▶ **DATA ROWS**:
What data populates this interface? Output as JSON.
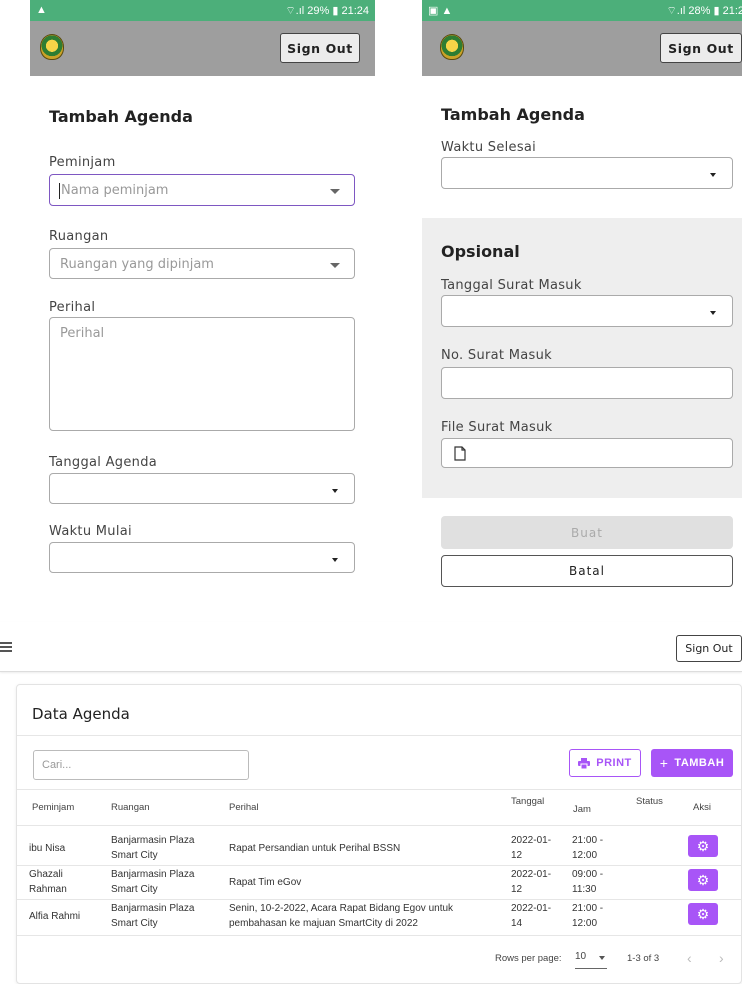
{
  "phone_left": {
    "statusbar": {
      "left_icons": "▲",
      "right_text": "⌔.ıl 29% ▮ 21:24"
    },
    "signout_label": "Sign Out",
    "title": "Tambah Agenda",
    "fields": {
      "peminjam": {
        "label": "Peminjam",
        "placeholder": "Nama peminjam"
      },
      "ruangan": {
        "label": "Ruangan",
        "placeholder": "Ruangan yang dipinjam"
      },
      "perihal": {
        "label": "Perihal",
        "placeholder": "Perihal"
      },
      "tanggal_agenda": {
        "label": "Tanggal Agenda",
        "value": ""
      },
      "waktu_mulai": {
        "label": "Waktu Mulai",
        "value": ""
      }
    }
  },
  "phone_right": {
    "statusbar": {
      "left_icons": "▣ ▲",
      "right_text": "⌔.ıl 28% ▮ 21:2"
    },
    "signout_label": "Sign Out",
    "title": "Tambah Agenda",
    "fields": {
      "waktu_selesai": {
        "label": "Waktu Selesai",
        "value": ""
      }
    },
    "opsional": {
      "title": "Opsional",
      "tanggal_surat_masuk": {
        "label": "Tanggal Surat Masuk",
        "value": ""
      },
      "no_surat_masuk": {
        "label": "No. Surat Masuk",
        "value": ""
      },
      "file_surat_masuk": {
        "label": "File Surat Masuk"
      }
    },
    "buttons": {
      "buat": "Buat",
      "batal": "Batal"
    }
  },
  "desktop": {
    "signout_label": "Sign Out",
    "title": "Data Agenda",
    "search_placeholder": "Cari...",
    "print_label": "PRINT",
    "tambah_label": "TAMBAH",
    "columns": [
      "Peminjam",
      "Ruangan",
      "Perihal",
      "Tanggal",
      "Jam",
      "Status",
      "Aksi"
    ],
    "rows": [
      {
        "peminjam": "ibu Nisa",
        "ruangan": [
          "Banjarmasin Plaza",
          "Smart City"
        ],
        "perihal": [
          "Rapat Persandian untuk Perihal BSSN"
        ],
        "tanggal": [
          "2022-01-",
          "12"
        ],
        "jam": [
          "21:00 -",
          "12:00"
        ],
        "status": ""
      },
      {
        "peminjam": "Ghazali Rahman",
        "peminjam_lines": [
          "Ghazali",
          "Rahman"
        ],
        "ruangan": [
          "Banjarmasin Plaza",
          "Smart City"
        ],
        "perihal": [
          "Rapat Tim eGov"
        ],
        "tanggal": [
          "2022-01-",
          "12"
        ],
        "jam": [
          "09:00 -",
          "11:30"
        ],
        "status": ""
      },
      {
        "peminjam": "Alfia Rahmi",
        "ruangan": [
          "Banjarmasin Plaza",
          "Smart City"
        ],
        "perihal": [
          "Senin, 10-2-2022, Acara Rapat Bidang Egov untuk",
          "pembahasan ke majuan SmartCity di 2022"
        ],
        "tanggal": [
          "2022-01-",
          "14"
        ],
        "jam": [
          "21:00 -",
          "12:00"
        ],
        "status": ""
      }
    ],
    "footer": {
      "rows_per_page_label": "Rows per page:",
      "rows_per_page_value": "10",
      "range": "1-3 of 3"
    },
    "colors": {
      "accent": "#a855f7",
      "statusbar": "#4caf7a",
      "appbar": "#9e9e9e"
    }
  }
}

▶ **THE EXERCISE**: Output each line exactly; omit every picture.

▶ **SOLVED PROBLEM**:
What data populates this interface? Output as JSON.
{
  "phone_left": {
    "statusbar": {
      "left_icons": "▲",
      "right_text": "⌔.ıl 29% ▮ 21:24"
    },
    "signout_label": "Sign Out",
    "title": "Tambah Agenda",
    "fields": {
      "peminjam": {
        "label": "Peminjam",
        "placeholder": "Nama peminjam"
      },
      "ruangan": {
        "label": "Ruangan",
        "placeholder": "Ruangan yang dipinjam"
      },
      "perihal": {
        "label": "Perihal",
        "placeholder": "Perihal"
      },
      "tanggal_agenda": {
        "label": "Tanggal Agenda",
        "value": ""
      },
      "waktu_mulai": {
        "label": "Waktu Mulai",
        "value": ""
      }
    }
  },
  "phone_right": {
    "statusbar": {
      "left_icons": "▣ ▲",
      "right_text": "⌔.ıl 28% ▮ 21:2"
    },
    "signout_label": "Sign Out",
    "title": "Tambah Agenda",
    "fields": {
      "waktu_selesai": {
        "label": "Waktu Selesai",
        "value": ""
      }
    },
    "opsional": {
      "title": "Opsional",
      "tanggal_surat_masuk": {
        "label": "Tanggal Surat Masuk",
        "value": ""
      },
      "no_surat_masuk": {
        "label": "No. Surat Masuk",
        "value": ""
      },
      "file_surat_masuk": {
        "label": "File Surat Masuk"
      }
    },
    "buttons": {
      "buat": "Buat",
      "batal": "Batal"
    }
  },
  "desktop": {
    "signout_label": "Sign Out",
    "title": "Data Agenda",
    "search_placeholder": "Cari...",
    "print_label": "PRINT",
    "tambah_label": "TAMBAH",
    "columns": [
      "Peminjam",
      "Ruangan",
      "Perihal",
      "Tanggal",
      "Jam",
      "Status",
      "Aksi"
    ],
    "rows": [
      {
        "peminjam": "ibu Nisa",
        "ruangan": [
          "Banjarmasin Plaza",
          "Smart City"
        ],
        "perihal": [
          "Rapat Persandian untuk Perihal BSSN"
        ],
        "tanggal": [
          "2022-01-",
          "12"
        ],
        "jam": [
          "21:00 -",
          "12:00"
        ],
        "status": ""
      },
      {
        "peminjam": "Ghazali Rahman",
        "peminjam_lines": [
          "Ghazali",
          "Rahman"
        ],
        "ruangan": [
          "Banjarmasin Plaza",
          "Smart City"
        ],
        "perihal": [
          "Rapat Tim eGov"
        ],
        "tanggal": [
          "2022-01-",
          "12"
        ],
        "jam": [
          "09:00 -",
          "11:30"
        ],
        "status": ""
      },
      {
        "peminjam": "Alfia Rahmi",
        "ruangan": [
          "Banjarmasin Plaza",
          "Smart City"
        ],
        "perihal": [
          "Senin, 10-2-2022, Acara Rapat Bidang Egov untuk",
          "pembahasan ke majuan SmartCity di 2022"
        ],
        "tanggal": [
          "2022-01-",
          "14"
        ],
        "jam": [
          "21:00 -",
          "12:00"
        ],
        "status": ""
      }
    ],
    "footer": {
      "rows_per_page_label": "Rows per page:",
      "rows_per_page_value": "10",
      "range": "1-3 of 3"
    },
    "colors": {
      "accent": "#a855f7",
      "statusbar": "#4caf7a",
      "appbar": "#9e9e9e"
    }
  }
}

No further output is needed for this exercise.